### Task to complete:
Find the string "JSON" in the entries and copy each line that has it.

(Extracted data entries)

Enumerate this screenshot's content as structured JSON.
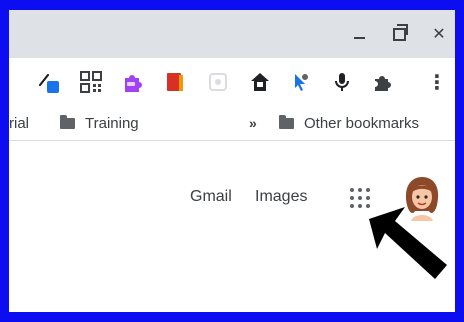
{
  "window": {
    "controls": [
      {
        "name": "minimize-icon"
      },
      {
        "name": "restore-icon"
      },
      {
        "name": "close-icon",
        "glyph": "✕"
      }
    ]
  },
  "toolbar": {
    "extensions": [
      "color-picker-icon",
      "qr-code-icon",
      "puzzle-extension-icon",
      "red-book-icon",
      "grey-extension-icon",
      "house-extension-icon",
      "cursor-extension-icon",
      "microphone-icon",
      "extensions-puzzle-icon",
      "more-menu-icon"
    ],
    "more_glyph": "⋮"
  },
  "bookmarks": {
    "partial_left": "rial",
    "items": [
      {
        "label": "Training"
      }
    ],
    "overflow_glyph": "»",
    "other": "Other bookmarks"
  },
  "google_header": {
    "gmail": "Gmail",
    "images": "Images"
  },
  "colors": {
    "frame_border": "#0d0df2",
    "titlebar": "#dee1e6",
    "text": "#3c4043",
    "icon_grey": "#5f6368"
  }
}
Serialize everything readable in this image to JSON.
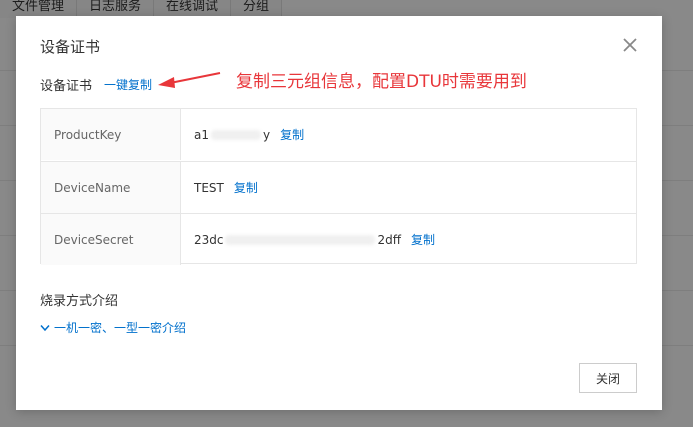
{
  "background": {
    "tabs": [
      "文件管理",
      "日志服务",
      "在线调试",
      "分组"
    ]
  },
  "modal": {
    "title": "设备证书",
    "section_label": "设备证书",
    "copy_all_label": "一键复制",
    "annotation_text": "复制三元组信息，配置DTU时需要用到",
    "rows": [
      {
        "key": "ProductKey",
        "value_start": "a1",
        "value_end": "y",
        "copy_label": "复制"
      },
      {
        "key": "DeviceName",
        "value_start": "TEST",
        "value_end": "",
        "copy_label": "复制"
      },
      {
        "key": "DeviceSecret",
        "value_start": "23dc",
        "value_end": "2dff",
        "copy_label": "复制"
      }
    ],
    "burn_title": "烧录方式介绍",
    "burn_link": "一机一密、一型一密介绍",
    "close_button": "关闭"
  },
  "colors": {
    "link": "#0070cc",
    "annotation": "#e8363a"
  }
}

### The result:
Enumerate this screenshot's content as structured JSON.
Serialize everything readable in this image to JSON.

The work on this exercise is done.